***** Information shown

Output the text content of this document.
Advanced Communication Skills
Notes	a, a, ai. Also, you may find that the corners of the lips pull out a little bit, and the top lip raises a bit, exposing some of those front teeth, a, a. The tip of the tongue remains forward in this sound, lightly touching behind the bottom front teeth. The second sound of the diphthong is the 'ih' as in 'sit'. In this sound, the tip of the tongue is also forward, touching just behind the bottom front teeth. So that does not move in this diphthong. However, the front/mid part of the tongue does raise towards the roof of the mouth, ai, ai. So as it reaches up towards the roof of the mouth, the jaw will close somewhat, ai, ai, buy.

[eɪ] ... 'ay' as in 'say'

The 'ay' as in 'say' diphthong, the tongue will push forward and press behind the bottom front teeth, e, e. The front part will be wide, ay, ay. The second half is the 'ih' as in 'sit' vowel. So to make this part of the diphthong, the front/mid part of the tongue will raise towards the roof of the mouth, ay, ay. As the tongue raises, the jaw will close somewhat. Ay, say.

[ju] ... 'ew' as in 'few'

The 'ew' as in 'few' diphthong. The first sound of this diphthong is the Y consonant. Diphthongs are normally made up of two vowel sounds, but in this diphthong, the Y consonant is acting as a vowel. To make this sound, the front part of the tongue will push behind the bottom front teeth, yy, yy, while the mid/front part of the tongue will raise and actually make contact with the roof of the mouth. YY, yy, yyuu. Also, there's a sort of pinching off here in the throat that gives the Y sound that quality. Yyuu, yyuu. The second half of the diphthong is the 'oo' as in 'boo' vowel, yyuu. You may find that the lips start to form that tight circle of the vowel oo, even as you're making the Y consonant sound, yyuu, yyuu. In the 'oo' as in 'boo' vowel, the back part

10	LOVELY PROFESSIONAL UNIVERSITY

**********

Written problem:
Extract the data in full. Keep it word for word.

Response:
Output the text content of this document.
Advanced Communication Skills
Notes	a, a, ai. Also, you may find that the corners of the lips pull out a little bit, and the top lip raises a bit, exposing some of those front teeth, a, a. The tip of the tongue remains forward in this sound, lightly touching behind the bottom front teeth. The second sound of the diphthong is the 'ih' as in 'sit'. In this sound, the tip of the tongue is also forward, touching just behind the bottom front teeth. So that does not move in this diphthong. However, the front/mid part of the tongue does raise towards the roof of the mouth, ai, ai. So as it reaches up towards the roof of the mouth, the jaw will close somewhat, ai, ai, buy.

[eɪ] ... 'ay' as in 'say'

The 'ay' as in 'say' diphthong, the tongue will push forward and press behind the bottom front teeth, e, e. The front part will be wide, ay, ay. The second half is the 'ih' as in 'sit' vowel. So to make this part of the diphthong, the front/mid part of the tongue will raise towards the roof of the mouth, ay, ay. As the tongue raises, the jaw will close somewhat. Ay, say.

[ju] ... 'ew' as in 'few'

The 'ew' as in 'few' diphthong. The first sound of this diphthong is the Y consonant. Diphthongs are normally made up of two vowel sounds, but in this diphthong, the Y consonant is acting as a vowel. To make this sound, the front part of the tongue will push behind the bottom front teeth, yy, yy, while the mid/front part of the tongue will raise and actually make contact with the roof of the mouth. YY, yy, yyuu. Also, there's a sort of pinching off here in the throat that gives the Y sound that quality. Yyuu, yyuu. The second half of the diphthong is the 'oo' as in 'boo' vowel, yyuu. You may find that the lips start to form that tight circle of the vowel oo, even as you're making the Y consonant sound, yyuu, yyuu. In the 'oo' as in 'boo' vowel, the back part

10	LOVELY PROFESSIONAL UNIVERSITY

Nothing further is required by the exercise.